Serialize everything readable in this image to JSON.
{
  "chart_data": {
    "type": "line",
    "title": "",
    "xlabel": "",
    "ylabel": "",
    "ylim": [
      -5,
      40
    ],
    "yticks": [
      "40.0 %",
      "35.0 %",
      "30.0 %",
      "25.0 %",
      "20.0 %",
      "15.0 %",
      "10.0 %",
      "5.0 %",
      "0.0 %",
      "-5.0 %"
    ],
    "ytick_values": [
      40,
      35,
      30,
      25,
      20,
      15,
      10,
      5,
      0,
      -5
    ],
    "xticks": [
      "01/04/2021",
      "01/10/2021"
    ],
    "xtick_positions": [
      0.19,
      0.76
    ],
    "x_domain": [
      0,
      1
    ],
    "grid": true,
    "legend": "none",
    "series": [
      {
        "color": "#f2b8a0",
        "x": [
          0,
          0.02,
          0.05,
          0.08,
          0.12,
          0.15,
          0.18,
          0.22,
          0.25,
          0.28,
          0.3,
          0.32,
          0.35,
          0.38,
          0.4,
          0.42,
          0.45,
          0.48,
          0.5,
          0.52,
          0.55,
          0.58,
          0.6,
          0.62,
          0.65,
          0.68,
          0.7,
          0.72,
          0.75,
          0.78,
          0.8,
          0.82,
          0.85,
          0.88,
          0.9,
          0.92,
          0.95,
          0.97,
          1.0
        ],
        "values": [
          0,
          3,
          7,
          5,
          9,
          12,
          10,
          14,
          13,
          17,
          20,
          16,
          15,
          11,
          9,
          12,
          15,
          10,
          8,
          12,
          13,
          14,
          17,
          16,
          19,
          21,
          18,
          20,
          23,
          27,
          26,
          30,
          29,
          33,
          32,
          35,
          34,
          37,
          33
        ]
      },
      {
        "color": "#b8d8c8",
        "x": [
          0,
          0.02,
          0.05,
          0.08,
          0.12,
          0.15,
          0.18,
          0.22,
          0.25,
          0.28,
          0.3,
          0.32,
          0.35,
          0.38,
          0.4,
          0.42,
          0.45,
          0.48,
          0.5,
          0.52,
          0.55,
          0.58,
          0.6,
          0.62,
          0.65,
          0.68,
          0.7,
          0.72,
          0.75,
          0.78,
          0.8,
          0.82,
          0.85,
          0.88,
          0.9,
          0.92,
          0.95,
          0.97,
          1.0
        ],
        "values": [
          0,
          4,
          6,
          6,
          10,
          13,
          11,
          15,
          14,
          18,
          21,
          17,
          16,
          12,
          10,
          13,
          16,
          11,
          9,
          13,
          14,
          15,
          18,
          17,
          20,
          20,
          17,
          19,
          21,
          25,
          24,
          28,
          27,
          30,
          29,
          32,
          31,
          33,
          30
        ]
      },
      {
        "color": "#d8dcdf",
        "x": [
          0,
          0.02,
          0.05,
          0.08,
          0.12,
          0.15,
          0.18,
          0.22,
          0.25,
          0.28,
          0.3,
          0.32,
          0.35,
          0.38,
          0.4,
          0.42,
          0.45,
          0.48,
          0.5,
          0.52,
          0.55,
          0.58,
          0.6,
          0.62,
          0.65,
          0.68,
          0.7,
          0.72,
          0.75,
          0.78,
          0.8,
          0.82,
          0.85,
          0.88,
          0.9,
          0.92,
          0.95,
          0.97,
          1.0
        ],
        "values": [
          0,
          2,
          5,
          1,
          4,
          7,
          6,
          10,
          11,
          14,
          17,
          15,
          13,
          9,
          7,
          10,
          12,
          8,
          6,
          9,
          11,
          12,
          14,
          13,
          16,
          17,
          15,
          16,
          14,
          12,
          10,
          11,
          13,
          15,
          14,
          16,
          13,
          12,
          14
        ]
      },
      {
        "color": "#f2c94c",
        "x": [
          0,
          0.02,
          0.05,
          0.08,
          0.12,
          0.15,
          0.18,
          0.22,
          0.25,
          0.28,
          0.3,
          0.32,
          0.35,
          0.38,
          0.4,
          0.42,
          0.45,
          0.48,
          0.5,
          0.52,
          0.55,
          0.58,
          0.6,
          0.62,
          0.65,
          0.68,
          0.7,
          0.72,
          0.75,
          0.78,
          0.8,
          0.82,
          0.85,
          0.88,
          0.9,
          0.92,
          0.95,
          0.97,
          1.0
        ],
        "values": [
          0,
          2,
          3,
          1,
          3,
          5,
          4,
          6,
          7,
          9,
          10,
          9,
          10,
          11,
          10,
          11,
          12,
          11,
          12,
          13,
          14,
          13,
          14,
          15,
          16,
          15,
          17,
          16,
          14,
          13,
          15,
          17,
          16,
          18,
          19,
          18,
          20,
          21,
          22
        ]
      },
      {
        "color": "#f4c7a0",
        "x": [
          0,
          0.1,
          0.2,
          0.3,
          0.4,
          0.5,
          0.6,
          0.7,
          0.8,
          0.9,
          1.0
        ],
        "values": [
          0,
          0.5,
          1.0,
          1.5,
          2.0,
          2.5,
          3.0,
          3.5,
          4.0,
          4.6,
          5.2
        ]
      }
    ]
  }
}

==========

• What you are asked to do:
Lines holding the word "color" in the entries above are the ones to pull out. Copy them all.

• Exercise response:
        "color": "#f2b8a0",
        "color": "#b8d8c8",
        "color": "#d8dcdf",
        "color": "#f2c94c",
        "color": "#f4c7a0",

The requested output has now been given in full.